◆ WHAT THE TASK REQUIRES
Exactly as they appear, output all of the records. Skip any images.

[Data excerpts]

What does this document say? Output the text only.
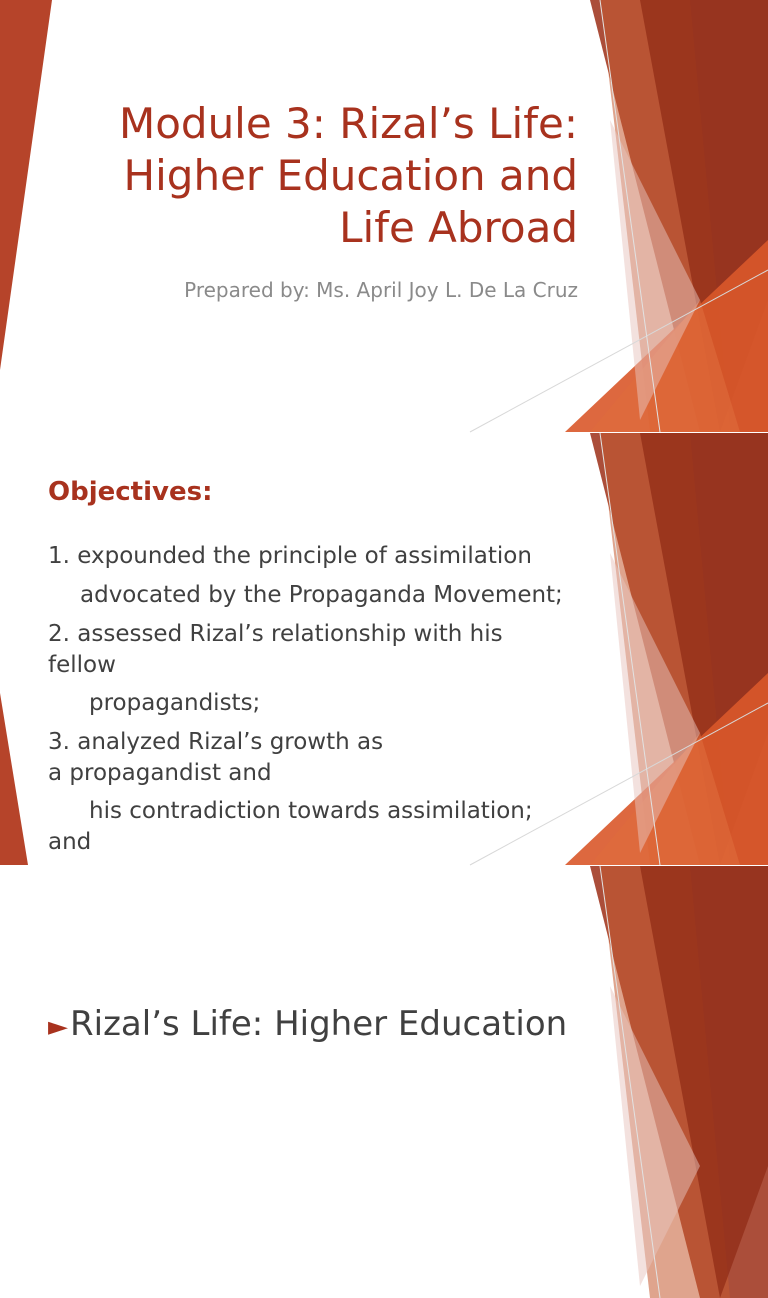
Module 3: Rizal’s Life:
Higher Education and
Life Abroad
Prepared by: Ms. April Joy L. De La Cruz
Objectives:
1. expounded the principle of assimilation
advocated by the Propaganda Movement;
2. assessed Rizal’s relationship with his
fellow
propagandists;
3. analyzed Rizal’s growth as
a propagandist and
his contradiction towards assimilation;
and
►Rizal’s Life: Higher Education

◆ SOLUTION FOR THIS PROBLEM
What does this document say? Output the text only.
Module 3: Rizal’s Life:
Higher Education and
Life Abroad
Prepared by: Ms. April Joy L. De La Cruz
Objectives:
1. expounded the principle of assimilation
advocated by the Propaganda Movement;
2. assessed Rizal’s relationship with his
fellow
propagandists;
3. analyzed Rizal’s growth as
a propagandist and
his contradiction towards assimilation;
and
►Rizal’s Life: Higher Education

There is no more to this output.